Output all the data exactly. Pictures do not belong in the copy.

Dataset rows:

———

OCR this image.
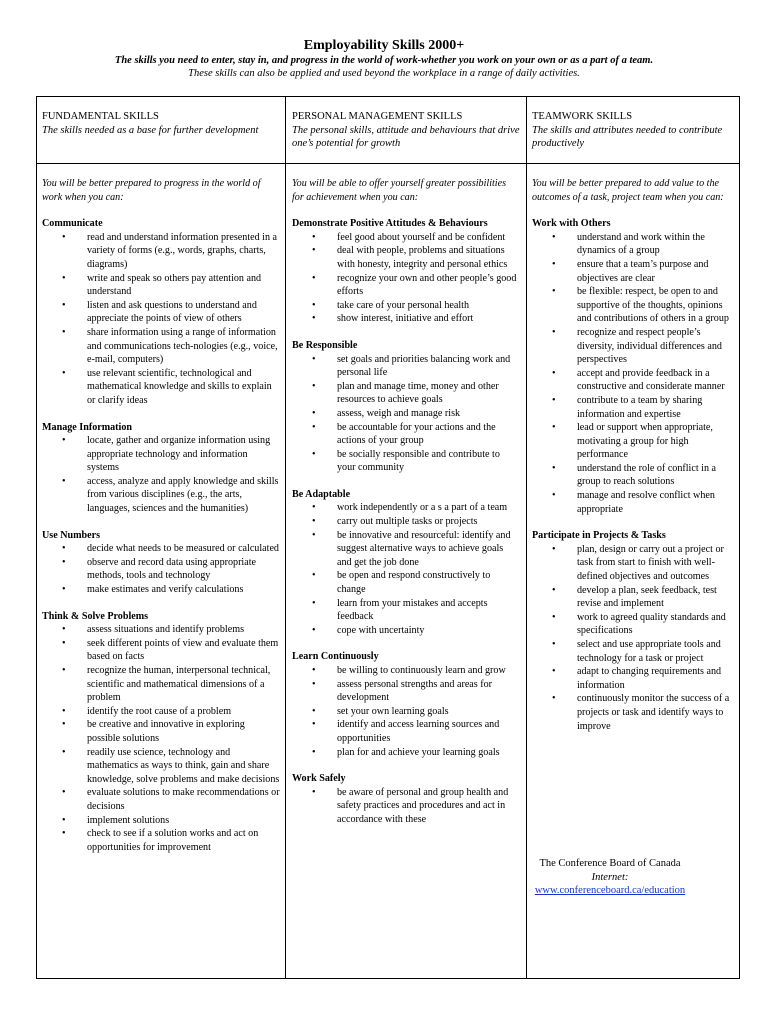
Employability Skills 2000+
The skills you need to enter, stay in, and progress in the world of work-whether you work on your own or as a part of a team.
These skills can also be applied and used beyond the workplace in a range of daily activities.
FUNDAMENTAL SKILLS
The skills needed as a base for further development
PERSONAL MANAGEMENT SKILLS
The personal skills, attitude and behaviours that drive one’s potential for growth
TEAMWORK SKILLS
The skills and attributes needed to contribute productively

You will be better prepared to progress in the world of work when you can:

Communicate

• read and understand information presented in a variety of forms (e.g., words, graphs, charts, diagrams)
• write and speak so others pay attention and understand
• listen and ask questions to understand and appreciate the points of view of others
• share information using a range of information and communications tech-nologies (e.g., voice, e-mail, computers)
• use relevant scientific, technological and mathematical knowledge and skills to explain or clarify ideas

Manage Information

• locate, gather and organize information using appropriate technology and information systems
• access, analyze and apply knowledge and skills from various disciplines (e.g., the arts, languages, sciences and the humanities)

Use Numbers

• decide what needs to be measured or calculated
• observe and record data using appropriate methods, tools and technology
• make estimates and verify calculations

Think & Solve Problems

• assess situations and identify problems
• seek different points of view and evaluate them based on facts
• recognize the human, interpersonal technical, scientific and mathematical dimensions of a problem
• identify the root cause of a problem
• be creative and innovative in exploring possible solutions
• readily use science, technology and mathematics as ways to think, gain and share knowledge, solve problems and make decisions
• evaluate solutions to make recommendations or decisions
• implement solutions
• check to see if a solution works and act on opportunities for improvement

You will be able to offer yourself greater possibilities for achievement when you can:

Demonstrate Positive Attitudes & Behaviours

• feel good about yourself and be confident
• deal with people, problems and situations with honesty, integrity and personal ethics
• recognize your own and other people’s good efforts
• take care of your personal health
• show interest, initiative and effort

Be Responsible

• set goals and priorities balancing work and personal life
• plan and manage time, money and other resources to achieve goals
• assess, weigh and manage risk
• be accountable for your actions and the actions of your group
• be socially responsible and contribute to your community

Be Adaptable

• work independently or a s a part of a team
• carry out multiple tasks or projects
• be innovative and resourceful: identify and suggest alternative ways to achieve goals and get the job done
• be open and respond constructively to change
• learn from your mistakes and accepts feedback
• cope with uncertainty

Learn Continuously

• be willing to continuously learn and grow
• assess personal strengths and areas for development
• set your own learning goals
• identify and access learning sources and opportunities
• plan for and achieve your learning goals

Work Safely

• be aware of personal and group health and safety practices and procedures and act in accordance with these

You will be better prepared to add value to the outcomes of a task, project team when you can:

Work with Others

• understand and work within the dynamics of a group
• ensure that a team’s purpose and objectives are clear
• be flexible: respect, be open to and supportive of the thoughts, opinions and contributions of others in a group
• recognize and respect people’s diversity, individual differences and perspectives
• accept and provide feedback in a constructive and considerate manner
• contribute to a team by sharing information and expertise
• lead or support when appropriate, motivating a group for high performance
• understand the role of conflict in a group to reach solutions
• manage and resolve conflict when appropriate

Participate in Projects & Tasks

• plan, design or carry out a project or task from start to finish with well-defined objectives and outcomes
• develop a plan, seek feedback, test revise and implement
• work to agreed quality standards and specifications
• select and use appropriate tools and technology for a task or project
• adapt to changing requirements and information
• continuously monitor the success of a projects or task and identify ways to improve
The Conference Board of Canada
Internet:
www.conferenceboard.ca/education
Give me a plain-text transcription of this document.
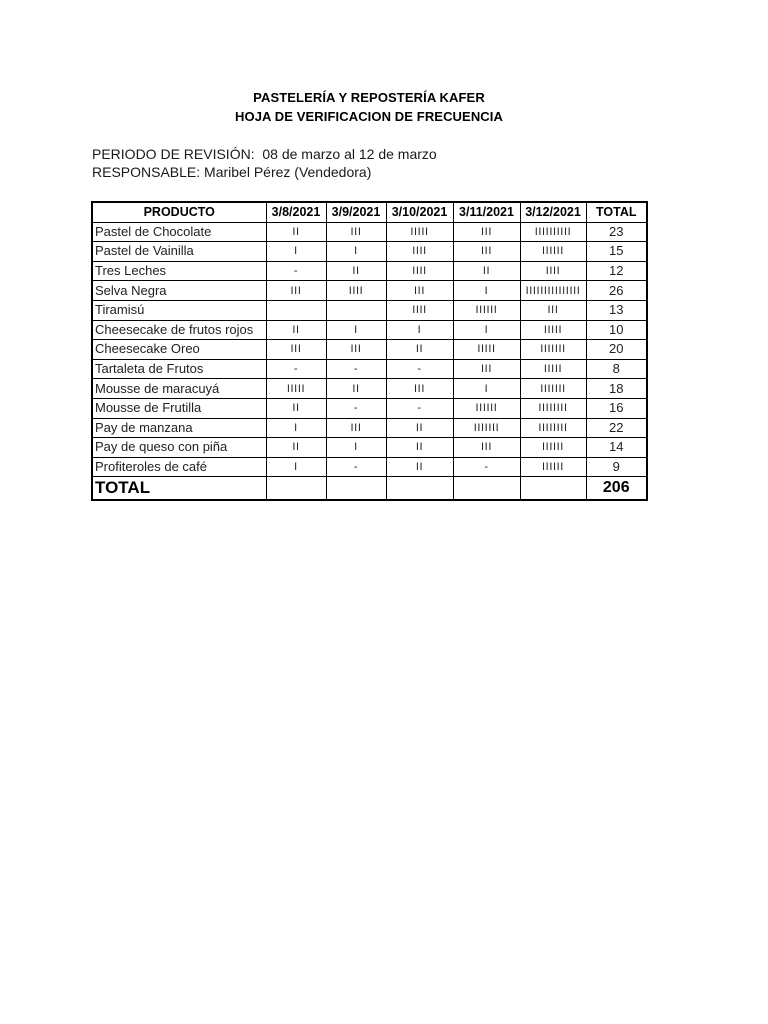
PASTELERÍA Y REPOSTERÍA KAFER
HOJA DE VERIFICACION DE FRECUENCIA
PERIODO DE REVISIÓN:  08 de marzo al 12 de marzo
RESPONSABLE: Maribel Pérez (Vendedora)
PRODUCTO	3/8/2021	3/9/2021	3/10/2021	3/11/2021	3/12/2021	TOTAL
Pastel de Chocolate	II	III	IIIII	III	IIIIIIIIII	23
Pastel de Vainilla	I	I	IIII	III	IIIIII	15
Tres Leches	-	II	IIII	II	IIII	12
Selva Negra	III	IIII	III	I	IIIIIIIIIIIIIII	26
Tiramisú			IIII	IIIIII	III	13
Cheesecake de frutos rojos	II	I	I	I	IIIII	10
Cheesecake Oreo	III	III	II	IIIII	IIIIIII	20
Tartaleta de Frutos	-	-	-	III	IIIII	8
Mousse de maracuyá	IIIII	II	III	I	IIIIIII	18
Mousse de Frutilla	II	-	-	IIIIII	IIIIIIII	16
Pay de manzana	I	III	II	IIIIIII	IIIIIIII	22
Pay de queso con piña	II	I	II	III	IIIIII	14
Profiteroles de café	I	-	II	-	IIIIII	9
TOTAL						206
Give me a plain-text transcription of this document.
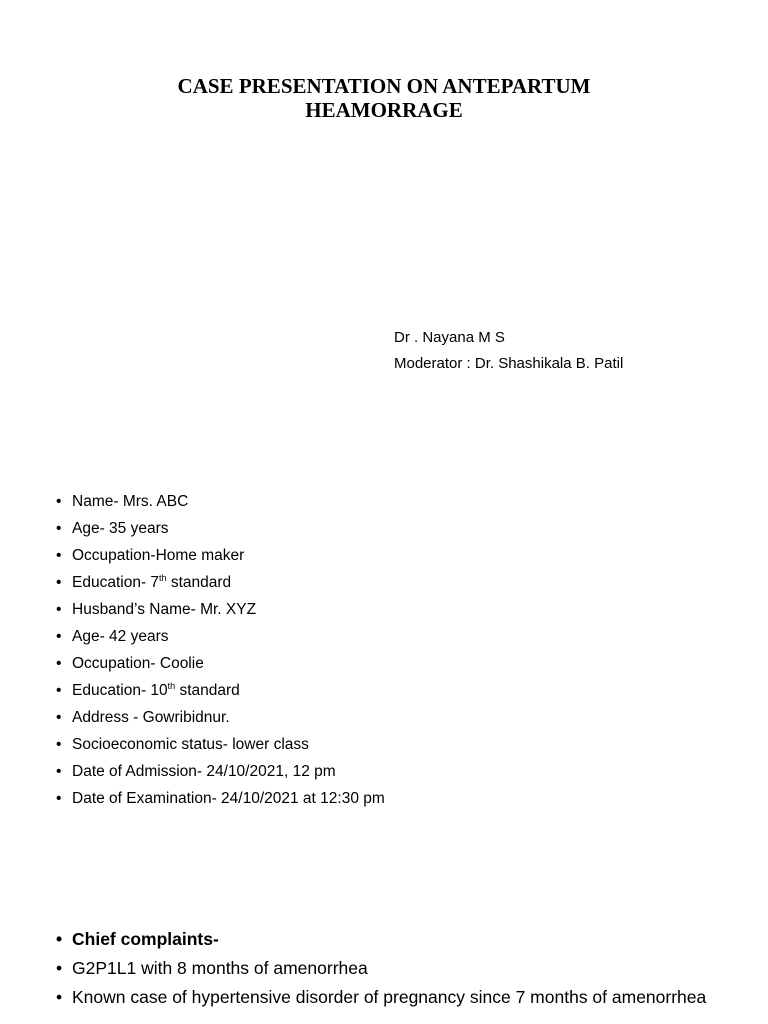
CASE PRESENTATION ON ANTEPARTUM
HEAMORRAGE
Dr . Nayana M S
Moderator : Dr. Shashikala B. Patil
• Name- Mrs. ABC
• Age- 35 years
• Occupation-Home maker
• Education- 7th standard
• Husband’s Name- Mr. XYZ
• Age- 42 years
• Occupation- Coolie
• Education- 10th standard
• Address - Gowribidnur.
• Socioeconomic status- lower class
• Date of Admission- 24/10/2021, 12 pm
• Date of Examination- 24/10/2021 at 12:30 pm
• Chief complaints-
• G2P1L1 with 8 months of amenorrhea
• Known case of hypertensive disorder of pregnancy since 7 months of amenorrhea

———

● Reply:
OCR this image.
Employability Skills 2000+
The skills you need to enter, stay in, and progress in the world of work-whether you work on your own or as a part of a team.
These skills can also be applied and used beyond the workplace in a range of daily activities.
FUNDAMENTAL SKILLS
The skills needed as a base for further development
PERSONAL MANAGEMENT SKILLS
The personal skills, attitude and behaviours that drive one’s potential for growth
TEAMWORK SKILLS
The skills and attributes needed to contribute productively

You will be better prepared to progress in the world of work when you can:

Communicate

• read and understand information presented in a variety of forms (e.g., words, graphs, charts, diagrams)
• write and speak so others pay attention and understand
• listen and ask questions to understand and appreciate the points of view of others
• share information using a range of information and communications tech-nologies (e.g., voice, e-mail, computers)
• use relevant scientific, technological and mathematical knowledge and skills to explain or clarify ideas

Manage Information

• locate, gather and organize information using appropriate technology and information systems
• access, analyze and apply knowledge and skills from various disciplines (e.g., the arts, languages, sciences and the humanities)

Use Numbers

• decide what needs to be measured or calculated
• observe and record data using appropriate methods, tools and technology
• make estimates and verify calculations

Think & Solve Problems

• assess situations and identify problems
• seek different points of view and evaluate them based on facts
• recognize the human, interpersonal technical, scientific and mathematical dimensions of a problem
• identify the root cause of a problem
• be creative and innovative in exploring possible solutions
• readily use science, technology and mathematics as ways to think, gain and share knowledge, solve problems and make decisions
• evaluate solutions to make recommendations or decisions
• implement solutions
• check to see if a solution works and act on opportunities for improvement

You will be able to offer yourself greater possibilities for achievement when you can:

Demonstrate Positive Attitudes & Behaviours

• feel good about yourself and be confident
• deal with people, problems and situations with honesty, integrity and personal ethics
• recognize your own and other people’s good efforts
• take care of your personal health
• show interest, initiative and effort

Be Responsible

• set goals and priorities balancing work and personal life
• plan and manage time, money and other resources to achieve goals
• assess, weigh and manage risk
• be accountable for your actions and the actions of your group
• be socially responsible and contribute to your community

Be Adaptable

• work independently or a s a part of a team
• carry out multiple tasks or projects
• be innovative and resourceful: identify and suggest alternative ways to achieve goals and get the job done
• be open and respond constructively to change
• learn from your mistakes and accepts feedback
• cope with uncertainty

Learn Continuously

• be willing to continuously learn and grow
• assess personal strengths and areas for development
• set your own learning goals
• identify and access learning sources and opportunities
• plan for and achieve your learning goals

Work Safely

• be aware of personal and group health and safety practices and procedures and act in accordance with these

You will be better prepared to add value to the outcomes of a task, project team when you can:

Work with Others

• understand and work within the dynamics of a group
• ensure that a team’s purpose and objectives are clear
• be flexible: respect, be open to and supportive of the thoughts, opinions and contributions of others in a group
• recognize and respect people’s diversity, individual differences and perspectives
• accept and provide feedback in a constructive and considerate manner
• contribute to a team by sharing information and expertise
• lead or support when appropriate, motivating a group for high performance
• understand the role of conflict in a group to reach solutions
• manage and resolve conflict when appropriate

Participate in Projects & Tasks

• plan, design or carry out a project or task from start to finish with well-defined objectives and outcomes
• develop a plan, seek feedback, test revise and implement
• work to agreed quality standards and specifications
• select and use appropriate tools and technology for a task or project
• adapt to changing requirements and information
• continuously monitor the success of a projects or task and identify ways to improve
The Conference Board of Canada
Internet:
www.conferenceboard.ca/education
Give me a plain-text transcription of this document.
PASTELERÍA Y REPOSTERÍA KAFER
HOJA DE VERIFICACION DE FRECUENCIA
PERIODO DE REVISIÓN:  08 de marzo al 12 de marzo
RESPONSABLE: Maribel Pérez (Vendedora)
PRODUCTO	3/8/2021	3/9/2021	3/10/2021	3/11/2021	3/12/2021	TOTAL
Pastel de Chocolate	II	III	IIIII	III	IIIIIIIIII	23
Pastel de Vainilla	I	I	IIII	III	IIIIII	15
Tres Leches	-	II	IIII	II	IIII	12
Selva Negra	III	IIII	III	I	IIIIIIIIIIIIIII	26
Tiramisú			IIII	IIIIII	III	13
Cheesecake de frutos rojos	II	I	I	I	IIIII	10
Cheesecake Oreo	III	III	II	IIIII	IIIIIII	20
Tartaleta de Frutos	-	-	-	III	IIIII	8
Mousse de maracuyá	IIIII	II	III	I	IIIIIII	18
Mousse de Frutilla	II	-	-	IIIIII	IIIIIIII	16
Pay de manzana	I	III	II	IIIIIII	IIIIIIII	22
Pay de queso con piña	II	I	II	III	IIIIII	14
Profiteroles de café	I	-	II	-	IIIIII	9
TOTAL						206
Give me a plain-text transcription of this document.
CASE PRESENTATION ON ANTEPARTUM
HEAMORRAGE
Dr . Nayana M S
Moderator : Dr. Shashikala B. Patil
• Name- Mrs. ABC
• Age- 35 years
• Occupation-Home maker
• Education- 7th standard
• Husband’s Name- Mr. XYZ
• Age- 42 years
• Occupation- Coolie
• Education- 10th standard
• Address - Gowribidnur.
• Socioeconomic status- lower class
• Date of Admission- 24/10/2021, 12 pm
• Date of Examination- 24/10/2021 at 12:30 pm
• Chief complaints-
• G2P1L1 with 8 months of amenorrhea
• Known case of hypertensive disorder of pregnancy since 7 months of amenorrhea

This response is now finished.